[Saved entries]

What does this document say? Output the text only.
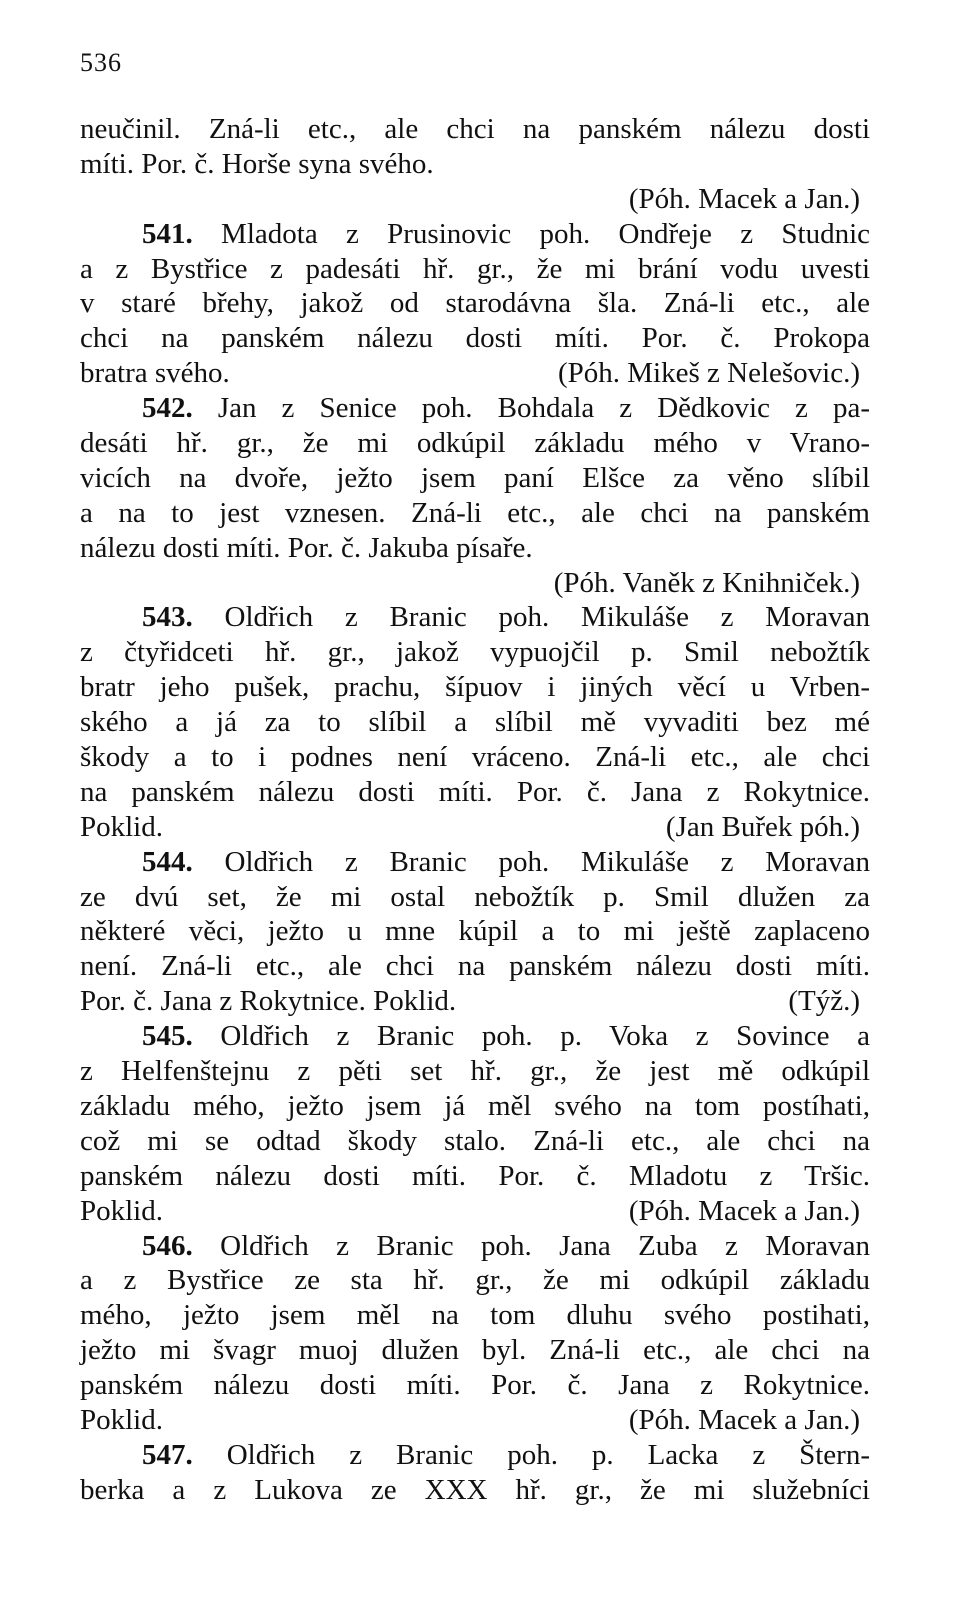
536
neučinil. Zná-li etc., ale chci na panském nálezu dosti
míti. Por. č. Horše syna svého.
(Póh. Macek a Jan.)
541. Mladota z Prusinovic poh. Ondřeje z Studnic
a z Bystřice z padesáti hř. gr., že mi brání vodu uvesti
v staré břehy, jakož od starodávna šla. Zná-li etc., ale
chci na panském nálezu dosti míti. Por. č. Prokopa
bratra svého.	(Póh. Mikeš z Nelešovic.)
542. Jan z Senice poh. Bohdala z Dědkovic z pa-
desáti hř. gr., že mi odkúpil základu mého v Vrano-
vicích na dvoře, ježto jsem paní Elšce za věno slíbil
a na to jest vznesen. Zná-li etc., ale chci na panském
nálezu dosti míti. Por. č. Jakuba písaře.
(Póh. Vaněk z Knihniček.)
543. Oldřich z Branic poh. Mikuláše z Moravan
z čtyřidceti hř. gr., jakož vypuojčil p. Smil nebožtík
bratr jeho pušek, prachu, šípuov i jiných věcí u Vrben-
ského a já za to slíbil a slíbil mě vyvaditi bez mé
škody a to i podnes není vráceno. Zná-li etc., ale chci
na panském nálezu dosti míti. Por. č. Jana z Rokytnice.
Poklid.	(Jan Buřek póh.)
544. Oldřich z Branic poh. Mikuláše z Moravan
ze dvú set, že mi ostal nebožtík p. Smil dlužen za
některé věci, ježto u mne kúpil a to mi ještě zaplaceno
není. Zná-li etc., ale chci na panském nálezu dosti míti.
Por. č. Jana z Rokytnice. Poklid.	(Týž.)
545. Oldřich z Branic poh. p. Voka z Sovince a
z Helfenštejnu z pěti set hř. gr., že jest mě odkúpil
základu mého, ježto jsem já měl svého na tom postíhati,
což mi se odtad škody stalo. Zná-li etc., ale chci na
panském nálezu dosti míti. Por. č. Mladotu z Tršic.
Poklid.	(Póh. Macek a Jan.)
546. Oldřich z Branic poh. Jana Zuba z Moravan
a z Bystřice ze sta hř. gr., že mi odkúpil základu
mého, ježto jsem měl na tom dluhu svého postihati,
ježto mi švagr muoj dlužen byl. Zná-li etc., ale chci na
panském nálezu dosti míti. Por. č. Jana z Rokytnice.
Poklid.	(Póh. Macek a Jan.)
547. Oldřich z Branic poh. p. Lacka z Štern-
berka a z Lukova ze XXX hř. gr., že mi služebníci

OBJECTIVE: Look for lines containing the string "Branic" and copy them all.

RESULT BELOW:
543. Oldřich z Branic poh. Mikuláše z Moravan
544. Oldřich z Branic poh. Mikuláše z Moravan
545. Oldřich z Branic poh. p. Voka z Sovince a
546. Oldřich z Branic poh. Jana Zuba z Moravan
547. Oldřich z Branic poh. p. Lacka z Štern-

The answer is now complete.